What the task asks -
Count every line that has the word "name". Give the number, without anything more.

Information supplied -
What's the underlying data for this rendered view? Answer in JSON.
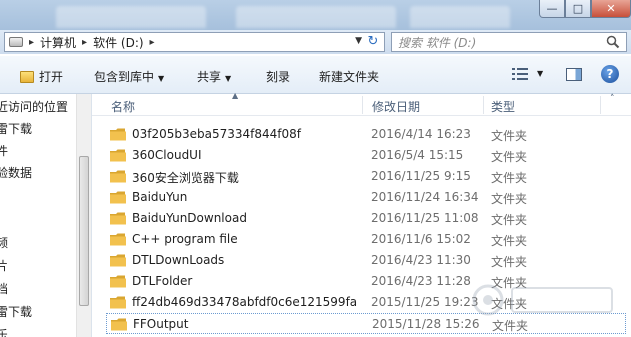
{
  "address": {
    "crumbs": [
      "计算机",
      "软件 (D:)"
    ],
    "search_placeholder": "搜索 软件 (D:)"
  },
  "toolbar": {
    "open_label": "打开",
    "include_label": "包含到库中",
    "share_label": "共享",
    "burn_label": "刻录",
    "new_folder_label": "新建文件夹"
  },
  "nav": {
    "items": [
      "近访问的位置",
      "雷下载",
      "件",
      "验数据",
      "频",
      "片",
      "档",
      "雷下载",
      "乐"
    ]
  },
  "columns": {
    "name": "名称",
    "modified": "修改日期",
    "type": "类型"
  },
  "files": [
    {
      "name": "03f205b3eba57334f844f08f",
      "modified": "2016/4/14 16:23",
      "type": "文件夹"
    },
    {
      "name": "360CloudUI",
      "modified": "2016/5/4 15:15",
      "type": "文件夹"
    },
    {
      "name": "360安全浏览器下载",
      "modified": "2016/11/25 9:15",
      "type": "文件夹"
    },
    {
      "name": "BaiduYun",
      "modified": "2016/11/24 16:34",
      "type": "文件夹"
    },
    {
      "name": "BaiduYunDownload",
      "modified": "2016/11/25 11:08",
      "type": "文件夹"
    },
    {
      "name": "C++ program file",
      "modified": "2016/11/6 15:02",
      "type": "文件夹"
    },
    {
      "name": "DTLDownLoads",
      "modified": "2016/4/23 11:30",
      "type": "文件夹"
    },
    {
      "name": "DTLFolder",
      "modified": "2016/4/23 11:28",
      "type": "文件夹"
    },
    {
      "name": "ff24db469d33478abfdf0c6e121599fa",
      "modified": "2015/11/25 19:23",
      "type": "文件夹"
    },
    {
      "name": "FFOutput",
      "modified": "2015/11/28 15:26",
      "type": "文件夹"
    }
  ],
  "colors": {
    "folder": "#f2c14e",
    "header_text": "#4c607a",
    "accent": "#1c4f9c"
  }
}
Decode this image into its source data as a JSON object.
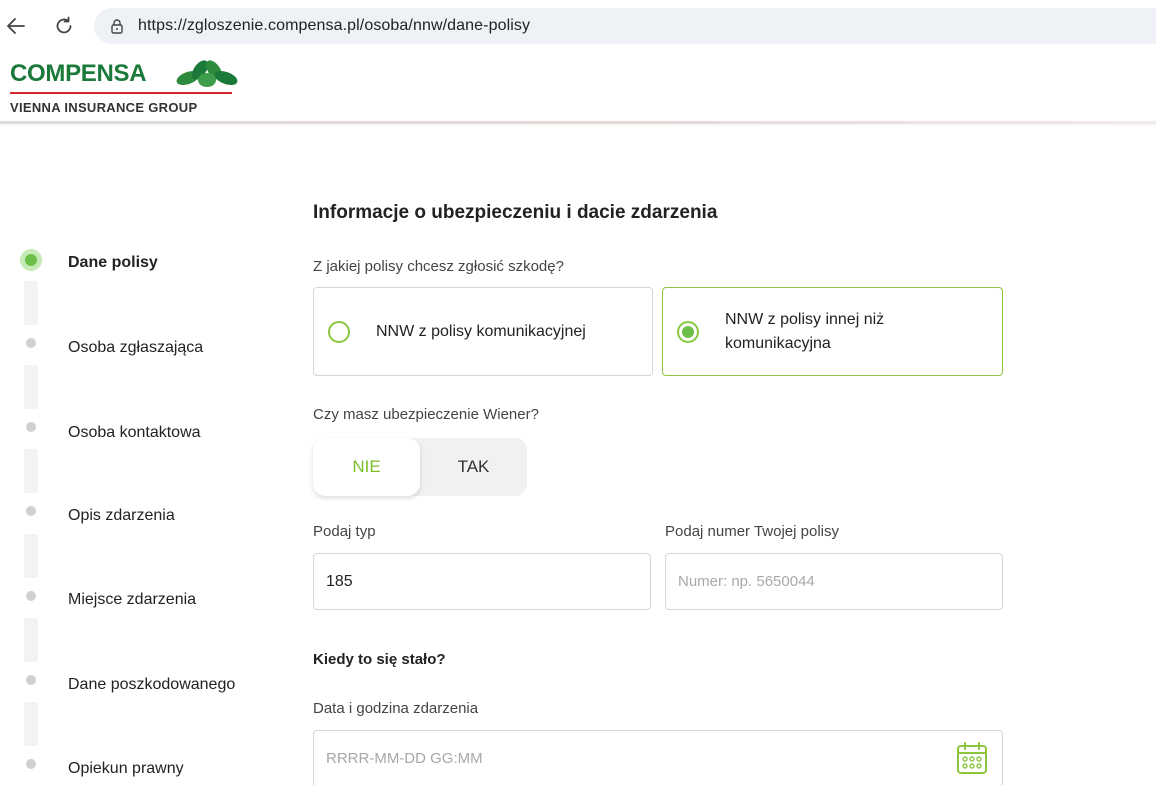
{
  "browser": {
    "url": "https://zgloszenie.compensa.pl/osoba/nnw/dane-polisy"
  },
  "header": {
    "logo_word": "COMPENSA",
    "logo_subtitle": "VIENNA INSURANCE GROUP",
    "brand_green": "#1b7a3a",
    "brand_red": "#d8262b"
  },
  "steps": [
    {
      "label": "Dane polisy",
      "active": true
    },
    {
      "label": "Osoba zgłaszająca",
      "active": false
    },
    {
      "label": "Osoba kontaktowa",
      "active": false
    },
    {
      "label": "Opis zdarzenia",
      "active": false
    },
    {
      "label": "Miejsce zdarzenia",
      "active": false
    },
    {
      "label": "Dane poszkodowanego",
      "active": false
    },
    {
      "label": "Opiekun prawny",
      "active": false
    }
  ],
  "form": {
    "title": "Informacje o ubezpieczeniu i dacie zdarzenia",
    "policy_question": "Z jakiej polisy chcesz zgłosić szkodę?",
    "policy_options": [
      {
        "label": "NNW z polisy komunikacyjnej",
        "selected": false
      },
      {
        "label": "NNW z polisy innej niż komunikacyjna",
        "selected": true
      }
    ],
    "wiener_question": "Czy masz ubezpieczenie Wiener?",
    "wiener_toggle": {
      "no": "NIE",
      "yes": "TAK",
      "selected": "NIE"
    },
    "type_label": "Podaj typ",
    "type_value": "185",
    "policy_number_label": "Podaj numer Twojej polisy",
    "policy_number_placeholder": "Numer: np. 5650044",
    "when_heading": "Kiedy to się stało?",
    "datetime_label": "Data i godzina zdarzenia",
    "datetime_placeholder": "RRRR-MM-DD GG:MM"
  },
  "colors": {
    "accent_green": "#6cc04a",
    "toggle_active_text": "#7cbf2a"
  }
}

Problem solution -
11